___ Supplied data ___
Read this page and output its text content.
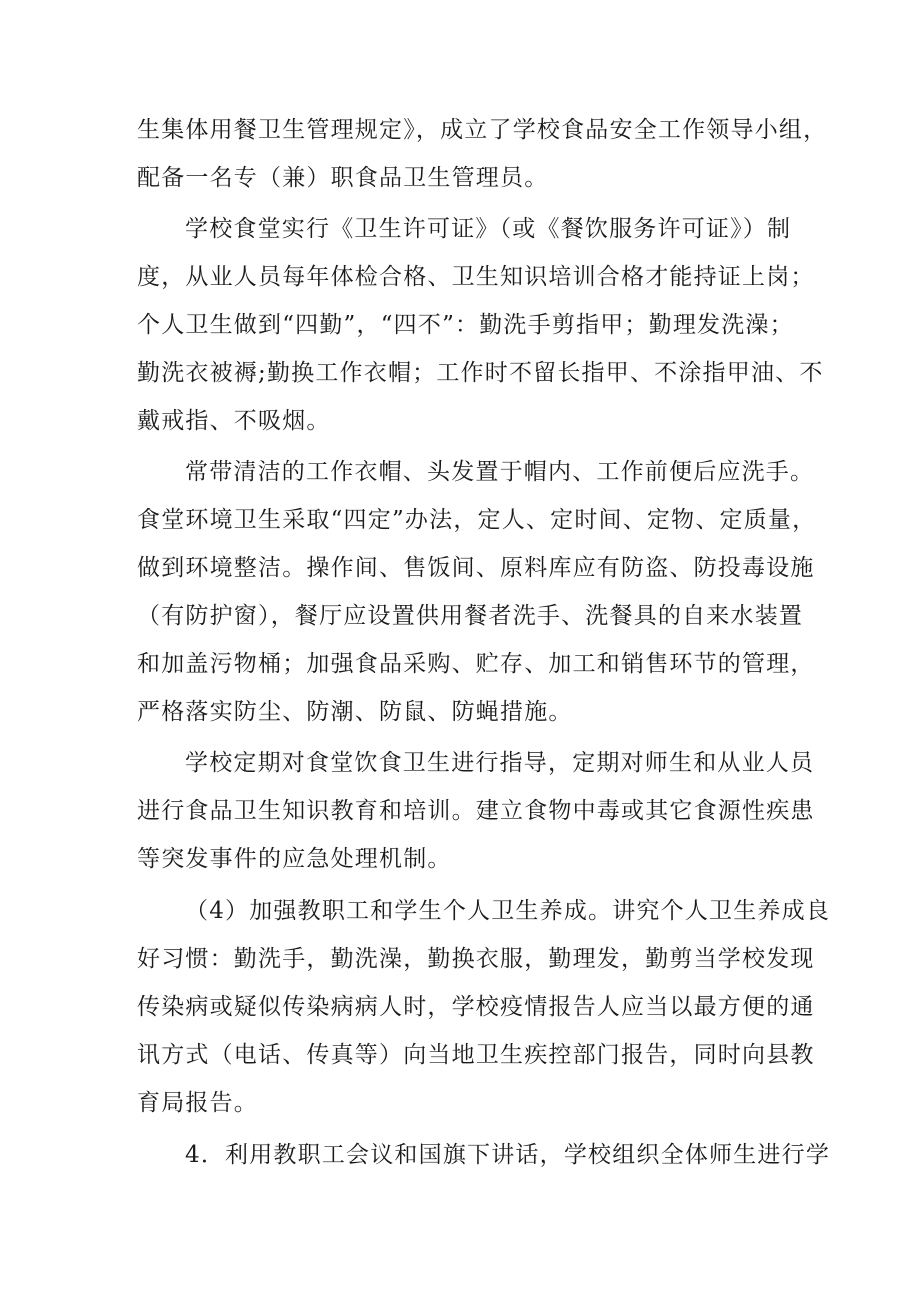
生集体用餐卫生管理规定》，成立了学校食品安全工作领导小组，
配备一名专（兼）职食品卫生管理员。
学校食堂实行《卫生许可证》（或《餐饮服务许可证》）制
度，从业人员每年体检合格、卫生知识培训合格才能持证上岗；
个人卫生做到“四勤”，“四不”：勤洗手剪指甲；勤理发洗澡；
勤洗衣被褥;勤换工作衣帽；工作时不留长指甲、不涂指甲油、不
戴戒指、不吸烟。
常带清洁的工作衣帽、头发置于帽内、工作前便后应洗手。
食堂环境卫生采取“四定”办法，定人、定时间、定物、定质量，
做到环境整洁。操作间、售饭间、原料库应有防盗、防投毒设施
（有防护窗），餐厅应设置供用餐者洗手、洗餐具的自来水装置
和加盖污物桶；加强食品采购、贮存、加工和销售环节的管理，
严格落实防尘、防潮、防鼠、防蝇措施。
学校定期对食堂饮食卫生进行指导，定期对师生和从业人员
进行食品卫生知识教育和培训。建立食物中毒或其它食源性疾患
等突发事件的应急处理机制。
（4）加强教职工和学生个人卫生养成。讲究个人卫生养成良
好习惯：勤洗手，勤洗澡，勤换衣服，勤理发，勤剪当学校发现
传染病或疑似传染病病人时，学校疫情报告人应当以最方便的通
讯方式（电话、传真等）向当地卫生疾控部门报告，同时向县教
育局报告。
4．利用教职工会议和国旗下讲话，学校组织全体师生进行学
___
Quote everything in the listing above exactly; pictures are the only thing to omit.

Result of this exercise:
Read this page and output its text content.
生集体用餐卫生管理规定》，成立了学校食品安全工作领导小组，
配备一名专（兼）职食品卫生管理员。
学校食堂实行《卫生许可证》（或《餐饮服务许可证》）制
度，从业人员每年体检合格、卫生知识培训合格才能持证上岗；
个人卫生做到“四勤”，“四不”：勤洗手剪指甲；勤理发洗澡；
勤洗衣被褥;勤换工作衣帽；工作时不留长指甲、不涂指甲油、不
戴戒指、不吸烟。
常带清洁的工作衣帽、头发置于帽内、工作前便后应洗手。
食堂环境卫生采取“四定”办法，定人、定时间、定物、定质量，
做到环境整洁。操作间、售饭间、原料库应有防盗、防投毒设施
（有防护窗），餐厅应设置供用餐者洗手、洗餐具的自来水装置
和加盖污物桶；加强食品采购、贮存、加工和销售环节的管理，
严格落实防尘、防潮、防鼠、防蝇措施。
学校定期对食堂饮食卫生进行指导，定期对师生和从业人员
进行食品卫生知识教育和培训。建立食物中毒或其它食源性疾患
等突发事件的应急处理机制。
（4）加强教职工和学生个人卫生养成。讲究个人卫生养成良
好习惯：勤洗手，勤洗澡，勤换衣服，勤理发，勤剪当学校发现
传染病或疑似传染病病人时，学校疫情报告人应当以最方便的通
讯方式（电话、传真等）向当地卫生疾控部门报告，同时向县教
育局报告。
4．利用教职工会议和国旗下讲话，学校组织全体师生进行学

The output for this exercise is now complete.